## GIVEN TASK
Each entry below should be reproduced character for character.

## STORED DATA
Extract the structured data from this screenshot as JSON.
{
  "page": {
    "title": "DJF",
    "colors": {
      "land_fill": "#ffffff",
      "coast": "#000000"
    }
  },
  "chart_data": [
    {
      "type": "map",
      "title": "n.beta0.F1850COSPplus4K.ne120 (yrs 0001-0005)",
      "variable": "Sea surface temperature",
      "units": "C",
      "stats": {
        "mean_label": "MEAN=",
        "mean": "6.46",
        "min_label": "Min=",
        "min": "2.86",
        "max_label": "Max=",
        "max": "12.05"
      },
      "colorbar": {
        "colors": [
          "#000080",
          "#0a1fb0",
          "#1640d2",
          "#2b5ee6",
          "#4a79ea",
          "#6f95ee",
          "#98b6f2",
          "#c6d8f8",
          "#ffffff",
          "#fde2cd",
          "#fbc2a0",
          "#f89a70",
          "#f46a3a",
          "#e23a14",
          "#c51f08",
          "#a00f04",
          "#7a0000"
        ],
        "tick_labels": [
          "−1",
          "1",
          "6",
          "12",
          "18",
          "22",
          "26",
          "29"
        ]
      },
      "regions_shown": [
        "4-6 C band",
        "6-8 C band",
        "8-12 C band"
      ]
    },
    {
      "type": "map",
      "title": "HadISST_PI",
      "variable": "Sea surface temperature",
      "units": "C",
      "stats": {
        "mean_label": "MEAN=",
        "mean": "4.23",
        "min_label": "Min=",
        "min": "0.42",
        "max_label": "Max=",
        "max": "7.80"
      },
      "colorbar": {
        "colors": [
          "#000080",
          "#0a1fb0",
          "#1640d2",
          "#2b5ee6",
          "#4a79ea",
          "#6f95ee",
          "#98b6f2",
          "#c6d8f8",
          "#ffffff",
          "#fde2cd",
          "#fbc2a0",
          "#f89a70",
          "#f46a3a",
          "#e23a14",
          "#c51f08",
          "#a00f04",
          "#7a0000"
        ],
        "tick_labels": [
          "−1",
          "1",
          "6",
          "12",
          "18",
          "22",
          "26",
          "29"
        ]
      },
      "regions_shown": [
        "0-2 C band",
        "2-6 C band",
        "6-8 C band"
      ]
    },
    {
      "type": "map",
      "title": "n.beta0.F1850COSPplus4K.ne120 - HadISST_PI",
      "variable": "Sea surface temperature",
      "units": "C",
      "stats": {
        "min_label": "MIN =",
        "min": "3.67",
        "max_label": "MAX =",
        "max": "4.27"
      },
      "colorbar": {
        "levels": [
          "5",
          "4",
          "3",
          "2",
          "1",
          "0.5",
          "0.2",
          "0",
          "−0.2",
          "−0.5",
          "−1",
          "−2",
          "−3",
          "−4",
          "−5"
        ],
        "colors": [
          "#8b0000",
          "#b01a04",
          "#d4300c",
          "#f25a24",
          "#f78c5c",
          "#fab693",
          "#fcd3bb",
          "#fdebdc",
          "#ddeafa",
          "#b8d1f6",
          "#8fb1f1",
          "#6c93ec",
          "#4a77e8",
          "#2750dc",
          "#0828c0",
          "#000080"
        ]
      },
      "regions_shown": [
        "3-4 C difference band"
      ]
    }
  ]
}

## RESULT FOR THIS EXERCISE
Extract the structured data from this screenshot as JSON.
{
  "page": {
    "title": "DJF",
    "colors": {
      "land_fill": "#ffffff",
      "coast": "#000000"
    }
  },
  "chart_data": [
    {
      "type": "map",
      "title": "n.beta0.F1850COSPplus4K.ne120 (yrs 0001-0005)",
      "variable": "Sea surface temperature",
      "units": "C",
      "stats": {
        "mean_label": "MEAN=",
        "mean": "6.46",
        "min_label": "Min=",
        "min": "2.86",
        "max_label": "Max=",
        "max": "12.05"
      },
      "colorbar": {
        "colors": [
          "#000080",
          "#0a1fb0",
          "#1640d2",
          "#2b5ee6",
          "#4a79ea",
          "#6f95ee",
          "#98b6f2",
          "#c6d8f8",
          "#ffffff",
          "#fde2cd",
          "#fbc2a0",
          "#f89a70",
          "#f46a3a",
          "#e23a14",
          "#c51f08",
          "#a00f04",
          "#7a0000"
        ],
        "tick_labels": [
          "−1",
          "1",
          "6",
          "12",
          "18",
          "22",
          "26",
          "29"
        ]
      },
      "regions_shown": [
        "4-6 C band",
        "6-8 C band",
        "8-12 C band"
      ]
    },
    {
      "type": "map",
      "title": "HadISST_PI",
      "variable": "Sea surface temperature",
      "units": "C",
      "stats": {
        "mean_label": "MEAN=",
        "mean": "4.23",
        "min_label": "Min=",
        "min": "0.42",
        "max_label": "Max=",
        "max": "7.80"
      },
      "colorbar": {
        "colors": [
          "#000080",
          "#0a1fb0",
          "#1640d2",
          "#2b5ee6",
          "#4a79ea",
          "#6f95ee",
          "#98b6f2",
          "#c6d8f8",
          "#ffffff",
          "#fde2cd",
          "#fbc2a0",
          "#f89a70",
          "#f46a3a",
          "#e23a14",
          "#c51f08",
          "#a00f04",
          "#7a0000"
        ],
        "tick_labels": [
          "−1",
          "1",
          "6",
          "12",
          "18",
          "22",
          "26",
          "29"
        ]
      },
      "regions_shown": [
        "0-2 C band",
        "2-6 C band",
        "6-8 C band"
      ]
    },
    {
      "type": "map",
      "title": "n.beta0.F1850COSPplus4K.ne120 - HadISST_PI",
      "variable": "Sea surface temperature",
      "units": "C",
      "stats": {
        "min_label": "MIN =",
        "min": "3.67",
        "max_label": "MAX =",
        "max": "4.27"
      },
      "colorbar": {
        "levels": [
          "5",
          "4",
          "3",
          "2",
          "1",
          "0.5",
          "0.2",
          "0",
          "−0.2",
          "−0.5",
          "−1",
          "−2",
          "−3",
          "−4",
          "−5"
        ],
        "colors": [
          "#8b0000",
          "#b01a04",
          "#d4300c",
          "#f25a24",
          "#f78c5c",
          "#fab693",
          "#fcd3bb",
          "#fdebdc",
          "#ddeafa",
          "#b8d1f6",
          "#8fb1f1",
          "#6c93ec",
          "#4a77e8",
          "#2750dc",
          "#0828c0",
          "#000080"
        ]
      },
      "regions_shown": [
        "3-4 C difference band"
      ]
    }
  ]
}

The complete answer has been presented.